Please return the lines of the data that contain "screenshot".
===== RECORDS FOR THE TASK =====
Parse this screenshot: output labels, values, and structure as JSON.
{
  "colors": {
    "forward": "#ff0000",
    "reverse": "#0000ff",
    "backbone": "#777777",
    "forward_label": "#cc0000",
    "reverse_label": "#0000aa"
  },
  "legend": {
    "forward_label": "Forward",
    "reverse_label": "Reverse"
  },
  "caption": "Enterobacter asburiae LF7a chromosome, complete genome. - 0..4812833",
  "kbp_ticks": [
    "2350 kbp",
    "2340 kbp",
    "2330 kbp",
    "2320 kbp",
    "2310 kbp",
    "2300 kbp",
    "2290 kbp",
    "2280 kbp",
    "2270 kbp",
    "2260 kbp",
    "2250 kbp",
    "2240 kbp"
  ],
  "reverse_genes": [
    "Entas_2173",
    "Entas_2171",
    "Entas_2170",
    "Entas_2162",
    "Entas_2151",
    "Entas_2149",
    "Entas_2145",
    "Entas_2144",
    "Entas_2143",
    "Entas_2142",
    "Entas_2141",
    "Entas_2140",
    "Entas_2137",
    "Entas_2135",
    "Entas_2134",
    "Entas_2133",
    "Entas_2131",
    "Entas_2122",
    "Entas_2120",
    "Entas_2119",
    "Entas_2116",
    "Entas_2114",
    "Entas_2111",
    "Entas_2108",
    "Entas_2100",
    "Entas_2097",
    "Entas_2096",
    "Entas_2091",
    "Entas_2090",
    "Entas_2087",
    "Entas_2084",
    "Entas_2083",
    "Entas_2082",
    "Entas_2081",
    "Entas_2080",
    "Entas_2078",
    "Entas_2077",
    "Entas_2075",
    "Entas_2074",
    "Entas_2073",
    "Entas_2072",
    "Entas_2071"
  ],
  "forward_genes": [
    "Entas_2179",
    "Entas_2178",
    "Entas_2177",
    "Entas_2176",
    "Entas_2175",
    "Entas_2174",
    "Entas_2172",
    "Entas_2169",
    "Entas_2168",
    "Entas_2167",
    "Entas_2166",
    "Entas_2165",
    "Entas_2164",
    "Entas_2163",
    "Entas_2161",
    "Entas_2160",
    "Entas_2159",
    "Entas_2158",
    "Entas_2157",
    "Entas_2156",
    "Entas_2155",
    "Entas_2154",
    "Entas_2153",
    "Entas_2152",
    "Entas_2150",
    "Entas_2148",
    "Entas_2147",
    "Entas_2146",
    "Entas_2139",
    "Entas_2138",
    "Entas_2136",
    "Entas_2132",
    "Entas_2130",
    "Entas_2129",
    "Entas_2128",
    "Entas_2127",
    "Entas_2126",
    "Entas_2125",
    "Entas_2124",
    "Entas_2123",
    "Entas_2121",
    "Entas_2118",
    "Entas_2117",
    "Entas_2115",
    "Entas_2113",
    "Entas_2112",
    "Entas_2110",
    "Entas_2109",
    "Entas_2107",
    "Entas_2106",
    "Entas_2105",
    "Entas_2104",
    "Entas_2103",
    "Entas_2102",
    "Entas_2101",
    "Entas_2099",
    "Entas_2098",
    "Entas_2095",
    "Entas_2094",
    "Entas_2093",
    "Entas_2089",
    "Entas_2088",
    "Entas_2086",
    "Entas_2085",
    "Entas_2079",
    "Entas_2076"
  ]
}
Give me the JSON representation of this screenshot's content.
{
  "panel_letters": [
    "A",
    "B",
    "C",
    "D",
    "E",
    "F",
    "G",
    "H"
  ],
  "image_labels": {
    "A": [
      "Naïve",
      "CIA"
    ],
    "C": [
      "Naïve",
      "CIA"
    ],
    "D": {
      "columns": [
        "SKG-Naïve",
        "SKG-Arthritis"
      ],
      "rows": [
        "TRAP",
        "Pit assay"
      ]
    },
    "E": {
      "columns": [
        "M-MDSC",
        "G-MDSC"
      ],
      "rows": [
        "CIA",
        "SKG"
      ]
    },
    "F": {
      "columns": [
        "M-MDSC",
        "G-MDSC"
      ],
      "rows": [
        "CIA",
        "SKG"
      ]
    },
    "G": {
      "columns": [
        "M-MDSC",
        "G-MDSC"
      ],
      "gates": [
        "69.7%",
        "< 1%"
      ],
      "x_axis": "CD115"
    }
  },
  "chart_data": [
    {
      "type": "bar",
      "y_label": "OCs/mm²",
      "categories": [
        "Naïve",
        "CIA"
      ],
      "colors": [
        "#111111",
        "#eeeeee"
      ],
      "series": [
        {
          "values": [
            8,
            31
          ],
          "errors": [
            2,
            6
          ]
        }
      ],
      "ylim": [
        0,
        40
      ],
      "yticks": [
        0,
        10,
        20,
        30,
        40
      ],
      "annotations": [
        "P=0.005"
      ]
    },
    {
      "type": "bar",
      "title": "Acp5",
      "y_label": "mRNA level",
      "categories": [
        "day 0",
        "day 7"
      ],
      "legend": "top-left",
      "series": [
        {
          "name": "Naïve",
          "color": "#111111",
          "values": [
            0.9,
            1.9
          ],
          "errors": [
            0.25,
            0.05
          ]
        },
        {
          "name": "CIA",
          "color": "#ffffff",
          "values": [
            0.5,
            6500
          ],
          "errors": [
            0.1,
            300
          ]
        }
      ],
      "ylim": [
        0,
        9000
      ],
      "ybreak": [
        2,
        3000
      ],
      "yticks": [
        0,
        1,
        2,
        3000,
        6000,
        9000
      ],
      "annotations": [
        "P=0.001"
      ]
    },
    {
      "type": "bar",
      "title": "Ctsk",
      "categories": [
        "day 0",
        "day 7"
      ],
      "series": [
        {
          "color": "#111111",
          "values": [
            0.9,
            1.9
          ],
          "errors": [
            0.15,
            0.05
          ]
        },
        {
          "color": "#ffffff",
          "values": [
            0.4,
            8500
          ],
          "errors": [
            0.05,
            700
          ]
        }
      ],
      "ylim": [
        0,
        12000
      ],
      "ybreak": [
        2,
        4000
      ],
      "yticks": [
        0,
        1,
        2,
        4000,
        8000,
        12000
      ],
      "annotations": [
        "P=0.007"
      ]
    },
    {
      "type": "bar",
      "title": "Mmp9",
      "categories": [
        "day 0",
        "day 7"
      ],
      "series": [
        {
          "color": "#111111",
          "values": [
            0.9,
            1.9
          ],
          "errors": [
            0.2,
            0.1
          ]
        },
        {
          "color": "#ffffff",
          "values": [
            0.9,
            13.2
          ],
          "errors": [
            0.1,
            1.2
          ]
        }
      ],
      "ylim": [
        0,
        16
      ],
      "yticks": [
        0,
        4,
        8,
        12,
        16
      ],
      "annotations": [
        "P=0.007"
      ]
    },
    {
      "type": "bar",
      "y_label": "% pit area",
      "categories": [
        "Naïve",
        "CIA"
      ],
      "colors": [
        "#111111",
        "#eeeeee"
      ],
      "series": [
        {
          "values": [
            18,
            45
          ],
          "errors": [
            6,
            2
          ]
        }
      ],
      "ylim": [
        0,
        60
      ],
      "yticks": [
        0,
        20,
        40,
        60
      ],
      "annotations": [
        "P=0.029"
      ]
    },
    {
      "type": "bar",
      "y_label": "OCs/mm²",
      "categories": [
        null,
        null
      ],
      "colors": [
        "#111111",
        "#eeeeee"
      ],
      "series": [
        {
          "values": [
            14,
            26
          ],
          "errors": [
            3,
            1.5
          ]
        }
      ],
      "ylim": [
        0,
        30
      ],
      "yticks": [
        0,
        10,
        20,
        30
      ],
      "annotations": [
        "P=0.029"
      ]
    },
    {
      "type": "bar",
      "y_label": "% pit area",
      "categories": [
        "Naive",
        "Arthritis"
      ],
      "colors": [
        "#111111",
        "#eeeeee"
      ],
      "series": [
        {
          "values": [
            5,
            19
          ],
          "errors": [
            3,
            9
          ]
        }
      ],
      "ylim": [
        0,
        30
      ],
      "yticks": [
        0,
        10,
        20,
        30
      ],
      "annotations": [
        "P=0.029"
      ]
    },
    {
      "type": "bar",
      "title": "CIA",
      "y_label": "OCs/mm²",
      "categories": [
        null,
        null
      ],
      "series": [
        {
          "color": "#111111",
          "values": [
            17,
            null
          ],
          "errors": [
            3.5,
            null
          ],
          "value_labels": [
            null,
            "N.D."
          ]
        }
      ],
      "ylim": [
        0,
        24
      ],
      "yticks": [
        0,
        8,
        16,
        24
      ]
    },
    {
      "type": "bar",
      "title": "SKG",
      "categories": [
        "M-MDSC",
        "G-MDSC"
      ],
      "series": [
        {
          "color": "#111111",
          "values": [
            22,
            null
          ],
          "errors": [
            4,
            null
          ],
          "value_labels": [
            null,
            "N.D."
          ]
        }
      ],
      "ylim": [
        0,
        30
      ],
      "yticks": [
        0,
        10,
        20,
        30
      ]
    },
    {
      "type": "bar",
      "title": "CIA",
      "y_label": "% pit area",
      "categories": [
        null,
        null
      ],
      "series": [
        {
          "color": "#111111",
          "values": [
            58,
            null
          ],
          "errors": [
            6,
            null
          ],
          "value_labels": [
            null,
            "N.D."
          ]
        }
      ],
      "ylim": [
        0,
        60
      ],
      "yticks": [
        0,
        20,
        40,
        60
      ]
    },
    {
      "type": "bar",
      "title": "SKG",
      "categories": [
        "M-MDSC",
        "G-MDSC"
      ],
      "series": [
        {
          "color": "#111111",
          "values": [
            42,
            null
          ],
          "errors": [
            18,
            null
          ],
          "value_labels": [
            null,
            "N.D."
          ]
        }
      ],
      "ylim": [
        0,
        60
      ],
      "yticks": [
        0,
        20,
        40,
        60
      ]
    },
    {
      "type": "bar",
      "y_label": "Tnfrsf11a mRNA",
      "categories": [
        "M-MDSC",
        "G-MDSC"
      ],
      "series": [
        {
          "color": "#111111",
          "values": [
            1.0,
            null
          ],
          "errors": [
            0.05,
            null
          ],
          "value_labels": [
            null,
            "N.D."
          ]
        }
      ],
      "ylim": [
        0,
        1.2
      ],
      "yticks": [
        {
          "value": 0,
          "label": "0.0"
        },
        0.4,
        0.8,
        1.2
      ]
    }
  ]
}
=====
## RESULT FOR THIS TASK
Parse this screenshot: output labels, values, and structure as JSON.
Give me the JSON representation of this screenshot's content.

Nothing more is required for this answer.